AIM OF THE TASK
The exercise asks for every line of the data to be reproduced exactly.

(Stored entries)

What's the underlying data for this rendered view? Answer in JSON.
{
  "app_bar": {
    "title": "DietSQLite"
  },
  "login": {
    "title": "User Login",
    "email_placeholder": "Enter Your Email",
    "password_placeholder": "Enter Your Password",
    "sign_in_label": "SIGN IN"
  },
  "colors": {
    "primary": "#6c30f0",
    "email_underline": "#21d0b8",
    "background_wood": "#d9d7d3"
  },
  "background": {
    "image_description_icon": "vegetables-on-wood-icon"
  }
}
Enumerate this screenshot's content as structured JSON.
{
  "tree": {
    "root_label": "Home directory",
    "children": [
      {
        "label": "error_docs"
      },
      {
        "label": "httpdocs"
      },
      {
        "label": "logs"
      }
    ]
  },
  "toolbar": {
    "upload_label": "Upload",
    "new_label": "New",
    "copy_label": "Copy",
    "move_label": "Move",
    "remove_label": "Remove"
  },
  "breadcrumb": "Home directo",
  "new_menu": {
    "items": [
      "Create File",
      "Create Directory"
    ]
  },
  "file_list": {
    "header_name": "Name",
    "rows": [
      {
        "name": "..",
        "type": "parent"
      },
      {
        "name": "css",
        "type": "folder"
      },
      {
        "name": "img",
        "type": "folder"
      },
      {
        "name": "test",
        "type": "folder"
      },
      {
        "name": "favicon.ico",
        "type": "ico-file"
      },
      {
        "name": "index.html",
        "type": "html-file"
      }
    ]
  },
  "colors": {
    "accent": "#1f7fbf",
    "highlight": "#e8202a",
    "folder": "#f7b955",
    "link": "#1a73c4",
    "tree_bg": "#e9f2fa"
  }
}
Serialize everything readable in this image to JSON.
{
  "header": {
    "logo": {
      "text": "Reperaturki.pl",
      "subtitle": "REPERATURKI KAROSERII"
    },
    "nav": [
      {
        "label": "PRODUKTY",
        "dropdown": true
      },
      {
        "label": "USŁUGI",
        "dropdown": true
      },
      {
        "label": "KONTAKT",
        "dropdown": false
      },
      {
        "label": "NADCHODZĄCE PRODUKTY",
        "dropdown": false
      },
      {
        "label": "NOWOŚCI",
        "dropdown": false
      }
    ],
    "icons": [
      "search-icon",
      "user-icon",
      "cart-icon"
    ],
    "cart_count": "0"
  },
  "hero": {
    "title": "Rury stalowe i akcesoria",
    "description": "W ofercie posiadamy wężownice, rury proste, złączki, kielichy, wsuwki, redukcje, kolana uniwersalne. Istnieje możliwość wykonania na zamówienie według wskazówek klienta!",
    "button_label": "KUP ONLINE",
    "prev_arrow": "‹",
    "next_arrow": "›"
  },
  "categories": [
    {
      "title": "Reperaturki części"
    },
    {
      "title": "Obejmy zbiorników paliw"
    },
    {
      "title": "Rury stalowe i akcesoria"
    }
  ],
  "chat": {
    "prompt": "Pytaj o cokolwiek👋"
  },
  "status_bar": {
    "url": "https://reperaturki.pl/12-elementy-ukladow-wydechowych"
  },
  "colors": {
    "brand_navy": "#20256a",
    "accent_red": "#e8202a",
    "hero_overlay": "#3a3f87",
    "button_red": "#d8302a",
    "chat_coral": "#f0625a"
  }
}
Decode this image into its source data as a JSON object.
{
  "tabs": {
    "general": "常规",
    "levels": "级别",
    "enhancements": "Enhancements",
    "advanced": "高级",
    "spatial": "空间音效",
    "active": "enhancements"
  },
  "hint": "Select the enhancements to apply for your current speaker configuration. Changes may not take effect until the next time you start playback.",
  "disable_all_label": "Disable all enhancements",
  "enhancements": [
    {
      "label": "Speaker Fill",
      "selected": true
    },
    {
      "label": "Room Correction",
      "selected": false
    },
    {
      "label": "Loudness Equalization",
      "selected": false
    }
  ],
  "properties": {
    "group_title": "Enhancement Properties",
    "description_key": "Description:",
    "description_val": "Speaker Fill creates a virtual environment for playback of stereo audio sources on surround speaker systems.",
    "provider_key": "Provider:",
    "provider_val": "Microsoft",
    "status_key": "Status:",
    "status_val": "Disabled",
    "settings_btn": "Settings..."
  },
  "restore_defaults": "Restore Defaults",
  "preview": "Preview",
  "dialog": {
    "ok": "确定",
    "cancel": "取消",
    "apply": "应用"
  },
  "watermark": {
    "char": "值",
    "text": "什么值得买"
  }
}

THE REPLY
What's the underlying data for this rendered view? Answer in JSON.
{
  "app_bar": {
    "title": "DietSQLite"
  },
  "login": {
    "title": "User Login",
    "email_placeholder": "Enter Your Email",
    "password_placeholder": "Enter Your Password",
    "sign_in_label": "SIGN IN"
  },
  "colors": {
    "primary": "#6c30f0",
    "email_underline": "#21d0b8",
    "background_wood": "#d9d7d3"
  },
  "background": {
    "image_description_icon": "vegetables-on-wood-icon"
  }
}
Enumerate this screenshot's content as structured JSON.
{
  "tree": {
    "root_label": "Home directory",
    "children": [
      {
        "label": "error_docs"
      },
      {
        "label": "httpdocs"
      },
      {
        "label": "logs"
      }
    ]
  },
  "toolbar": {
    "upload_label": "Upload",
    "new_label": "New",
    "copy_label": "Copy",
    "move_label": "Move",
    "remove_label": "Remove"
  },
  "breadcrumb": "Home directo",
  "new_menu": {
    "items": [
      "Create File",
      "Create Directory"
    ]
  },
  "file_list": {
    "header_name": "Name",
    "rows": [
      {
        "name": "..",
        "type": "parent"
      },
      {
        "name": "css",
        "type": "folder"
      },
      {
        "name": "img",
        "type": "folder"
      },
      {
        "name": "test",
        "type": "folder"
      },
      {
        "name": "favicon.ico",
        "type": "ico-file"
      },
      {
        "name": "index.html",
        "type": "html-file"
      }
    ]
  },
  "colors": {
    "accent": "#1f7fbf",
    "highlight": "#e8202a",
    "folder": "#f7b955",
    "link": "#1a73c4",
    "tree_bg": "#e9f2fa"
  }
}
Serialize everything readable in this image to JSON.
{
  "header": {
    "logo": {
      "text": "Reperaturki.pl",
      "subtitle": "REPERATURKI KAROSERII"
    },
    "nav": [
      {
        "label": "PRODUKTY",
        "dropdown": true
      },
      {
        "label": "USŁUGI",
        "dropdown": true
      },
      {
        "label": "KONTAKT",
        "dropdown": false
      },
      {
        "label": "NADCHODZĄCE PRODUKTY",
        "dropdown": false
      },
      {
        "label": "NOWOŚCI",
        "dropdown": false
      }
    ],
    "icons": [
      "search-icon",
      "user-icon",
      "cart-icon"
    ],
    "cart_count": "0"
  },
  "hero": {
    "title": "Rury stalowe i akcesoria",
    "description": "W ofercie posiadamy wężownice, rury proste, złączki, kielichy, wsuwki, redukcje, kolana uniwersalne. Istnieje możliwość wykonania na zamówienie według wskazówek klienta!",
    "button_label": "KUP ONLINE",
    "prev_arrow": "‹",
    "next_arrow": "›"
  },
  "categories": [
    {
      "title": "Reperaturki części"
    },
    {
      "title": "Obejmy zbiorników paliw"
    },
    {
      "title": "Rury stalowe i akcesoria"
    }
  ],
  "chat": {
    "prompt": "Pytaj o cokolwiek👋"
  },
  "status_bar": {
    "url": "https://reperaturki.pl/12-elementy-ukladow-wydechowych"
  },
  "colors": {
    "brand_navy": "#20256a",
    "accent_red": "#e8202a",
    "hero_overlay": "#3a3f87",
    "button_red": "#d8302a",
    "chat_coral": "#f0625a"
  }
}
Decode this image into its source data as a JSON object.
{
  "tabs": {
    "general": "常规",
    "levels": "级别",
    "enhancements": "Enhancements",
    "advanced": "高级",
    "spatial": "空间音效",
    "active": "enhancements"
  },
  "hint": "Select the enhancements to apply for your current speaker configuration. Changes may not take effect until the next time you start playback.",
  "disable_all_label": "Disable all enhancements",
  "enhancements": [
    {
      "label": "Speaker Fill",
      "selected": true
    },
    {
      "label": "Room Correction",
      "selected": false
    },
    {
      "label": "Loudness Equalization",
      "selected": false
    }
  ],
  "properties": {
    "group_title": "Enhancement Properties",
    "description_key": "Description:",
    "description_val": "Speaker Fill creates a virtual environment for playback of stereo audio sources on surround speaker systems.",
    "provider_key": "Provider:",
    "provider_val": "Microsoft",
    "status_key": "Status:",
    "status_val": "Disabled",
    "settings_btn": "Settings..."
  },
  "restore_defaults": "Restore Defaults",
  "preview": "Preview",
  "dialog": {
    "ok": "确定",
    "cancel": "取消",
    "apply": "应用"
  },
  "watermark": {
    "char": "值",
    "text": "什么值得买"
  }
}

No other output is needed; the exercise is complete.